● Written problem: Output the material beneath exactly, leaving nothing out.
··· Records to process ···
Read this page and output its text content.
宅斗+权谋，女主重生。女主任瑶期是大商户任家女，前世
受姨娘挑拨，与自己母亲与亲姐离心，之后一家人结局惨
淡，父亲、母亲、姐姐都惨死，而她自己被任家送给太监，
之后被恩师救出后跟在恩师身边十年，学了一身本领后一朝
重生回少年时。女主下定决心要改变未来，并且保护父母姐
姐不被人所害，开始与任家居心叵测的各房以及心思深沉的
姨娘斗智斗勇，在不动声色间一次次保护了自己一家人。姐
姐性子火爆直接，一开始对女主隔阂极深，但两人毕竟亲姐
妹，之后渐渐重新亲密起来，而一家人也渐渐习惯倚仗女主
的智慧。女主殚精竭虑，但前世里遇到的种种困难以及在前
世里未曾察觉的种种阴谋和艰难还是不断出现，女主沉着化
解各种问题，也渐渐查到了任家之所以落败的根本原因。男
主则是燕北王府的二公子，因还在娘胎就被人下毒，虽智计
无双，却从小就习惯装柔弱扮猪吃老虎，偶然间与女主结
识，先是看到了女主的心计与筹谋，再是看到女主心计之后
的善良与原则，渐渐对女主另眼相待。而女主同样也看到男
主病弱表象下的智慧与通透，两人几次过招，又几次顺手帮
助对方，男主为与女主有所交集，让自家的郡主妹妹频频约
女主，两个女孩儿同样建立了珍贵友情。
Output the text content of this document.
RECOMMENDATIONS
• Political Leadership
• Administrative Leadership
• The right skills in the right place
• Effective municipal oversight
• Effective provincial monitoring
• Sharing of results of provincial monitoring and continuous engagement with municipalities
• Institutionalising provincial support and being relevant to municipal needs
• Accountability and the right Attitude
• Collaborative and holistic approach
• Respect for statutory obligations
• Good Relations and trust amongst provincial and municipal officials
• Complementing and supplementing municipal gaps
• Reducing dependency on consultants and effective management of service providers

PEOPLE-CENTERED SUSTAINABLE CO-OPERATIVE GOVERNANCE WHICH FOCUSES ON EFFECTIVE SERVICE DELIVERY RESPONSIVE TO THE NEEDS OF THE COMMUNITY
···
● Task answer:
Read this page and output its text content.
宅斗+权谋，女主重生。女主任瑶期是大商户任家女，前世
受姨娘挑拨，与自己母亲与亲姐离心，之后一家人结局惨
淡，父亲、母亲、姐姐都惨死，而她自己被任家送给太监，
之后被恩师救出后跟在恩师身边十年，学了一身本领后一朝
重生回少年时。女主下定决心要改变未来，并且保护父母姐
姐不被人所害，开始与任家居心叵测的各房以及心思深沉的
姨娘斗智斗勇，在不动声色间一次次保护了自己一家人。姐
姐性子火爆直接，一开始对女主隔阂极深，但两人毕竟亲姐
妹，之后渐渐重新亲密起来，而一家人也渐渐习惯倚仗女主
的智慧。女主殚精竭虑，但前世里遇到的种种困难以及在前
世里未曾察觉的种种阴谋和艰难还是不断出现，女主沉着化
解各种问题，也渐渐查到了任家之所以落败的根本原因。男
主则是燕北王府的二公子，因还在娘胎就被人下毒，虽智计
无双，却从小就习惯装柔弱扮猪吃老虎，偶然间与女主结
识，先是看到了女主的心计与筹谋，再是看到女主心计之后
的善良与原则，渐渐对女主另眼相待。而女主同样也看到男
主病弱表象下的智慧与通透，两人几次过招，又几次顺手帮
助对方，男主为与女主有所交集，让自家的郡主妹妹频频约
女主，两个女孩儿同样建立了珍贵友情。
Output the text content of this document.
RECOMMENDATIONS
• Political Leadership
• Administrative Leadership
• The right skills in the right place
• Effective municipal oversight
• Effective provincial monitoring
• Sharing of results of provincial monitoring and continuous engagement with municipalities
• Institutionalising provincial support and being relevant to municipal needs
• Accountability and the right Attitude
• Collaborative and holistic approach
• Respect for statutory obligations
• Good Relations and trust amongst provincial and municipal officials
• Complementing and supplementing municipal gaps
• Reducing dependency on consultants and effective management of service providers

PEOPLE-CENTERED SUSTAINABLE CO-OPERATIVE GOVERNANCE WHICH FOCUSES ON EFFECTIVE SERVICE DELIVERY RESPONSIVE TO THE NEEDS OF THE COMMUNITY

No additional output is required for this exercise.